→ Requirement: Every entry that follows needs to be repeated exactly.

(Entries with figure data)
- - - -
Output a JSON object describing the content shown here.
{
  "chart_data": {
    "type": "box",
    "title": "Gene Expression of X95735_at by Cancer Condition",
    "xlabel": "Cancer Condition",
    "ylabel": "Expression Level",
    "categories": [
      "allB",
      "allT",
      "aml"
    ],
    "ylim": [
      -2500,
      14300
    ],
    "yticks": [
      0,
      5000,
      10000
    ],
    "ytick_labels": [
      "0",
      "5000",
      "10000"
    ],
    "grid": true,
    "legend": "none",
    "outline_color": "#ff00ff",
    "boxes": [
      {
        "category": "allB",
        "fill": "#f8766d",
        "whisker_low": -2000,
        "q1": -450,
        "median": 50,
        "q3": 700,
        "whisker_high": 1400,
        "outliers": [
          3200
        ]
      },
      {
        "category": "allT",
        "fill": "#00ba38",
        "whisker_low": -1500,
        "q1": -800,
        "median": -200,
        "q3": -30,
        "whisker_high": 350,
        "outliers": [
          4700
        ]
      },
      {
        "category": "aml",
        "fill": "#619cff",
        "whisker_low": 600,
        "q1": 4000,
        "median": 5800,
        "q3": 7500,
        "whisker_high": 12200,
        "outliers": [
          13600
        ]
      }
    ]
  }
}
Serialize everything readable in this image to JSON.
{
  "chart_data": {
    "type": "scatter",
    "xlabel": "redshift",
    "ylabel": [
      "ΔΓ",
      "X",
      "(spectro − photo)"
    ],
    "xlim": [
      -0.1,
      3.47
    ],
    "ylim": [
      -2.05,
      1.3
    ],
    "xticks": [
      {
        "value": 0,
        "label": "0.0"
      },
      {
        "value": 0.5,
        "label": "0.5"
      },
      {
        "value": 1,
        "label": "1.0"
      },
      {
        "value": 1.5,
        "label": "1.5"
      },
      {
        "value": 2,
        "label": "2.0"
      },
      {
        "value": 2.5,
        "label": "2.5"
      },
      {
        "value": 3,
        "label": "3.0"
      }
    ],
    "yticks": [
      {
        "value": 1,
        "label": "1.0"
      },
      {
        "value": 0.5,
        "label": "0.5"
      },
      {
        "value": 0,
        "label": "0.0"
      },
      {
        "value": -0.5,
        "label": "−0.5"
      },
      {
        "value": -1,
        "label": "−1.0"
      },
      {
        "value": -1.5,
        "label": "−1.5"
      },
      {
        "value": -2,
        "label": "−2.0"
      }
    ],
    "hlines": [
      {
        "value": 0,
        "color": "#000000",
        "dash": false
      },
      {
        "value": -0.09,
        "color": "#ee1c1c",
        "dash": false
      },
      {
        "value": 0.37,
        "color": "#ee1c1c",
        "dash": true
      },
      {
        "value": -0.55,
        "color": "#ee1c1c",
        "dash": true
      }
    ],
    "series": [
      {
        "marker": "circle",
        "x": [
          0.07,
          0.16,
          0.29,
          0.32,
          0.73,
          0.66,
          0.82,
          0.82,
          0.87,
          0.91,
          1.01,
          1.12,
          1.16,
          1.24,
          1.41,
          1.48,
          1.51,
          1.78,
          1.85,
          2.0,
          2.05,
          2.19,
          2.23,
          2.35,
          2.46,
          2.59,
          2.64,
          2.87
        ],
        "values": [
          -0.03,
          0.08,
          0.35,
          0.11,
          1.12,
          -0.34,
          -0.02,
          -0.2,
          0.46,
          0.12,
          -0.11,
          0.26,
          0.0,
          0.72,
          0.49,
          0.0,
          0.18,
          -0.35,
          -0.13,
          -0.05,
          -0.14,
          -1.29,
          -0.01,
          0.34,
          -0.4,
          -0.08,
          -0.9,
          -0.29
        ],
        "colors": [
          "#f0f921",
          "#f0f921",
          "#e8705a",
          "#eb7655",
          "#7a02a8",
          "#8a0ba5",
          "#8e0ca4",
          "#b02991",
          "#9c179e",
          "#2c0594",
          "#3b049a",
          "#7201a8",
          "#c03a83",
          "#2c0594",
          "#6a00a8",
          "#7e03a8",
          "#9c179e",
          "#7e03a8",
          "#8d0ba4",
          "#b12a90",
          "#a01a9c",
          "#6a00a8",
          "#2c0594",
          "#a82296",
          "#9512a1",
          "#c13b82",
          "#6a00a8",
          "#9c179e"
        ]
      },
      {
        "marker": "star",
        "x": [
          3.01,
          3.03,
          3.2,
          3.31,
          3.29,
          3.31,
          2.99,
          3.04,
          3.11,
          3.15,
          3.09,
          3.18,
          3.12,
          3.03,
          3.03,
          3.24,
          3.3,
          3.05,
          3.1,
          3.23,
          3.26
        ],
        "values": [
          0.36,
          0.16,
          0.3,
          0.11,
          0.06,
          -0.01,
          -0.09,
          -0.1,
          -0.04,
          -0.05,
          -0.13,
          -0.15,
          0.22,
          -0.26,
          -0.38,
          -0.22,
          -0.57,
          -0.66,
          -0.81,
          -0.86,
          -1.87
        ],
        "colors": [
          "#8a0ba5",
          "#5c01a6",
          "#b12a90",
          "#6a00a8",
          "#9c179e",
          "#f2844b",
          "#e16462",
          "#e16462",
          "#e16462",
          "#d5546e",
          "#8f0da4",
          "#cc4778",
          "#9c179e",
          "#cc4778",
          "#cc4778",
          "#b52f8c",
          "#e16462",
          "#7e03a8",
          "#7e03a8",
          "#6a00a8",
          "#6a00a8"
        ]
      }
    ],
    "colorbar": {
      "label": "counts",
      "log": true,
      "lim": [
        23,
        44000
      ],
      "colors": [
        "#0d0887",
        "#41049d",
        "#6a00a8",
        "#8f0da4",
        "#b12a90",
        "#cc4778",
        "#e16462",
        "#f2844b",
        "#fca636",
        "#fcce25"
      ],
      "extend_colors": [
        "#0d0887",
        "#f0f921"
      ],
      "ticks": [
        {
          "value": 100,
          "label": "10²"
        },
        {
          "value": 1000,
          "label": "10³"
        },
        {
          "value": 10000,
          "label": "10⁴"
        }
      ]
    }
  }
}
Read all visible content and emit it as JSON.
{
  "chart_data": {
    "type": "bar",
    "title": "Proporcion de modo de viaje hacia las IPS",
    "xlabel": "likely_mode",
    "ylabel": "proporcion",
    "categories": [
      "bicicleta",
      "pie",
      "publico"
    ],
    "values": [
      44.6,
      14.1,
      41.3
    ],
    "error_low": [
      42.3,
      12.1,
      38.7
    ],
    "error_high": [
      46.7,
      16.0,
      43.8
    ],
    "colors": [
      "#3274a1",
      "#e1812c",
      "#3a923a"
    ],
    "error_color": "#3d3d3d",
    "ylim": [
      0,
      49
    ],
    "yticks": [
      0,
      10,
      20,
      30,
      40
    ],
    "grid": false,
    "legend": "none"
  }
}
- - - -
→ The reply:
Output a JSON object describing the content shown here.
{
  "chart_data": {
    "type": "box",
    "title": "Gene Expression of X95735_at by Cancer Condition",
    "xlabel": "Cancer Condition",
    "ylabel": "Expression Level",
    "categories": [
      "allB",
      "allT",
      "aml"
    ],
    "ylim": [
      -2500,
      14300
    ],
    "yticks": [
      0,
      5000,
      10000
    ],
    "ytick_labels": [
      "0",
      "5000",
      "10000"
    ],
    "grid": true,
    "legend": "none",
    "outline_color": "#ff00ff",
    "boxes": [
      {
        "category": "allB",
        "fill": "#f8766d",
        "whisker_low": -2000,
        "q1": -450,
        "median": 50,
        "q3": 700,
        "whisker_high": 1400,
        "outliers": [
          3200
        ]
      },
      {
        "category": "allT",
        "fill": "#00ba38",
        "whisker_low": -1500,
        "q1": -800,
        "median": -200,
        "q3": -30,
        "whisker_high": 350,
        "outliers": [
          4700
        ]
      },
      {
        "category": "aml",
        "fill": "#619cff",
        "whisker_low": 600,
        "q1": 4000,
        "median": 5800,
        "q3": 7500,
        "whisker_high": 12200,
        "outliers": [
          13600
        ]
      }
    ]
  }
}
Serialize everything readable in this image to JSON.
{
  "chart_data": {
    "type": "scatter",
    "xlabel": "redshift",
    "ylabel": [
      "ΔΓ",
      "X",
      "(spectro − photo)"
    ],
    "xlim": [
      -0.1,
      3.47
    ],
    "ylim": [
      -2.05,
      1.3
    ],
    "xticks": [
      {
        "value": 0,
        "label": "0.0"
      },
      {
        "value": 0.5,
        "label": "0.5"
      },
      {
        "value": 1,
        "label": "1.0"
      },
      {
        "value": 1.5,
        "label": "1.5"
      },
      {
        "value": 2,
        "label": "2.0"
      },
      {
        "value": 2.5,
        "label": "2.5"
      },
      {
        "value": 3,
        "label": "3.0"
      }
    ],
    "yticks": [
      {
        "value": 1,
        "label": "1.0"
      },
      {
        "value": 0.5,
        "label": "0.5"
      },
      {
        "value": 0,
        "label": "0.0"
      },
      {
        "value": -0.5,
        "label": "−0.5"
      },
      {
        "value": -1,
        "label": "−1.0"
      },
      {
        "value": -1.5,
        "label": "−1.5"
      },
      {
        "value": -2,
        "label": "−2.0"
      }
    ],
    "hlines": [
      {
        "value": 0,
        "color": "#000000",
        "dash": false
      },
      {
        "value": -0.09,
        "color": "#ee1c1c",
        "dash": false
      },
      {
        "value": 0.37,
        "color": "#ee1c1c",
        "dash": true
      },
      {
        "value": -0.55,
        "color": "#ee1c1c",
        "dash": true
      }
    ],
    "series": [
      {
        "marker": "circle",
        "x": [
          0.07,
          0.16,
          0.29,
          0.32,
          0.73,
          0.66,
          0.82,
          0.82,
          0.87,
          0.91,
          1.01,
          1.12,
          1.16,
          1.24,
          1.41,
          1.48,
          1.51,
          1.78,
          1.85,
          2.0,
          2.05,
          2.19,
          2.23,
          2.35,
          2.46,
          2.59,
          2.64,
          2.87
        ],
        "values": [
          -0.03,
          0.08,
          0.35,
          0.11,
          1.12,
          -0.34,
          -0.02,
          -0.2,
          0.46,
          0.12,
          -0.11,
          0.26,
          0.0,
          0.72,
          0.49,
          0.0,
          0.18,
          -0.35,
          -0.13,
          -0.05,
          -0.14,
          -1.29,
          -0.01,
          0.34,
          -0.4,
          -0.08,
          -0.9,
          -0.29
        ],
        "colors": [
          "#f0f921",
          "#f0f921",
          "#e8705a",
          "#eb7655",
          "#7a02a8",
          "#8a0ba5",
          "#8e0ca4",
          "#b02991",
          "#9c179e",
          "#2c0594",
          "#3b049a",
          "#7201a8",
          "#c03a83",
          "#2c0594",
          "#6a00a8",
          "#7e03a8",
          "#9c179e",
          "#7e03a8",
          "#8d0ba4",
          "#b12a90",
          "#a01a9c",
          "#6a00a8",
          "#2c0594",
          "#a82296",
          "#9512a1",
          "#c13b82",
          "#6a00a8",
          "#9c179e"
        ]
      },
      {
        "marker": "star",
        "x": [
          3.01,
          3.03,
          3.2,
          3.31,
          3.29,
          3.31,
          2.99,
          3.04,
          3.11,
          3.15,
          3.09,
          3.18,
          3.12,
          3.03,
          3.03,
          3.24,
          3.3,
          3.05,
          3.1,
          3.23,
          3.26
        ],
        "values": [
          0.36,
          0.16,
          0.3,
          0.11,
          0.06,
          -0.01,
          -0.09,
          -0.1,
          -0.04,
          -0.05,
          -0.13,
          -0.15,
          0.22,
          -0.26,
          -0.38,
          -0.22,
          -0.57,
          -0.66,
          -0.81,
          -0.86,
          -1.87
        ],
        "colors": [
          "#8a0ba5",
          "#5c01a6",
          "#b12a90",
          "#6a00a8",
          "#9c179e",
          "#f2844b",
          "#e16462",
          "#e16462",
          "#e16462",
          "#d5546e",
          "#8f0da4",
          "#cc4778",
          "#9c179e",
          "#cc4778",
          "#cc4778",
          "#b52f8c",
          "#e16462",
          "#7e03a8",
          "#7e03a8",
          "#6a00a8",
          "#6a00a8"
        ]
      }
    ],
    "colorbar": {
      "label": "counts",
      "log": true,
      "lim": [
        23,
        44000
      ],
      "colors": [
        "#0d0887",
        "#41049d",
        "#6a00a8",
        "#8f0da4",
        "#b12a90",
        "#cc4778",
        "#e16462",
        "#f2844b",
        "#fca636",
        "#fcce25"
      ],
      "extend_colors": [
        "#0d0887",
        "#f0f921"
      ],
      "ticks": [
        {
          "value": 100,
          "label": "10²"
        },
        {
          "value": 1000,
          "label": "10³"
        },
        {
          "value": 10000,
          "label": "10⁴"
        }
      ]
    }
  }
}
Read all visible content and emit it as JSON.
{
  "chart_data": {
    "type": "bar",
    "title": "Proporcion de modo de viaje hacia las IPS",
    "xlabel": "likely_mode",
    "ylabel": "proporcion",
    "categories": [
      "bicicleta",
      "pie",
      "publico"
    ],
    "values": [
      44.6,
      14.1,
      41.3
    ],
    "error_low": [
      42.3,
      12.1,
      38.7
    ],
    "error_high": [
      46.7,
      16.0,
      43.8
    ],
    "colors": [
      "#3274a1",
      "#e1812c",
      "#3a923a"
    ],
    "error_color": "#3d3d3d",
    "ylim": [
      0,
      49
    ],
    "yticks": [
      0,
      10,
      20,
      30,
      40
    ],
    "grid": false,
    "legend": "none"
  }
}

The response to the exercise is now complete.